### Input records
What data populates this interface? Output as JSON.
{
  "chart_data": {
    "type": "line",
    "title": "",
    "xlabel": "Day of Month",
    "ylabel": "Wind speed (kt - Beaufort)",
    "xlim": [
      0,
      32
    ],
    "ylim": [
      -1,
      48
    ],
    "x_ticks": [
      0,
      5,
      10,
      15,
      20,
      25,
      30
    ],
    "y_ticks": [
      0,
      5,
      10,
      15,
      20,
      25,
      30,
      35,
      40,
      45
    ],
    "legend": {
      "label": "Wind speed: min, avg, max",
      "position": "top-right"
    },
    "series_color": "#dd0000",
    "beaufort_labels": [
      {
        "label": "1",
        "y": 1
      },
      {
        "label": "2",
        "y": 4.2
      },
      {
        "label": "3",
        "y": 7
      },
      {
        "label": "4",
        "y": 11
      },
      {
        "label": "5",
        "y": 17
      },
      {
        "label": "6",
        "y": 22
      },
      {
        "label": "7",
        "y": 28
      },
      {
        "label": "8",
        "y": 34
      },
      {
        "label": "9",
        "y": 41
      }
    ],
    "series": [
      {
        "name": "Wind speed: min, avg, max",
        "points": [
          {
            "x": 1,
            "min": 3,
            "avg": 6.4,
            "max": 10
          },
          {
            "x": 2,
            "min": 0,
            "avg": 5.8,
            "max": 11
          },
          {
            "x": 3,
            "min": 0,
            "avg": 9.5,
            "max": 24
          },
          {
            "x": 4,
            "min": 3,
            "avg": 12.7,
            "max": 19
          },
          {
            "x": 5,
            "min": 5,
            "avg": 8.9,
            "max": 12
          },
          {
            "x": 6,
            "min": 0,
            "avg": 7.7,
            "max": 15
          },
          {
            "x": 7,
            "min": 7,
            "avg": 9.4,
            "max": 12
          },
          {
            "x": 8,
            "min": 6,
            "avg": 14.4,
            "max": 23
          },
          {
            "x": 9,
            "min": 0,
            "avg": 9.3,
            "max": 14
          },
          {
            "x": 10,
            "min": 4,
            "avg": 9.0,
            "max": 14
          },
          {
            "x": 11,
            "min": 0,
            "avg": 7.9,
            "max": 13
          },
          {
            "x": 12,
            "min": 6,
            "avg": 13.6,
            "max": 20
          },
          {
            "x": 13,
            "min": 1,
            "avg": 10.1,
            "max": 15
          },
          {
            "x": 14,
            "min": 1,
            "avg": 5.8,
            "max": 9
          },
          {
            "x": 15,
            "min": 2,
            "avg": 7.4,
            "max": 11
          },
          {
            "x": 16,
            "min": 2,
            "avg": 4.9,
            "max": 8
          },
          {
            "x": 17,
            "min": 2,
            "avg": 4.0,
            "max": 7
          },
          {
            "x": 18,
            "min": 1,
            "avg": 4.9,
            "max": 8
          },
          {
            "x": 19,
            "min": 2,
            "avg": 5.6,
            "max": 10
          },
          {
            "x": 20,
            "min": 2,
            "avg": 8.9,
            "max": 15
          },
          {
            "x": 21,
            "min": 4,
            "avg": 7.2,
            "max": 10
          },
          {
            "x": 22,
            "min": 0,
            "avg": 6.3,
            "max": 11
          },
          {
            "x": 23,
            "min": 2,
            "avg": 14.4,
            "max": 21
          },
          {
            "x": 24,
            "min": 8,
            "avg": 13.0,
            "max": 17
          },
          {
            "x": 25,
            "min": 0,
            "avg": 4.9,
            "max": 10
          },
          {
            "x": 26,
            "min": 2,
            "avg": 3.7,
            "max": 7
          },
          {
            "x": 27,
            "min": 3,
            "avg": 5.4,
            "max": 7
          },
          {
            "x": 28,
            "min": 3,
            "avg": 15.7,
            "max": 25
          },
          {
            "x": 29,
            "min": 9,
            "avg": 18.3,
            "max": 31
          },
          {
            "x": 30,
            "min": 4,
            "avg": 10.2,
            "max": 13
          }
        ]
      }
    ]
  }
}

### Your task
Each line that has the word "Wind" should be copied.

### Answer
    "ylabel": "Wind speed (kt - Beaufort)",
      "label": "Wind speed: min, avg, max",
        "name": "Wind speed: min, avg, max",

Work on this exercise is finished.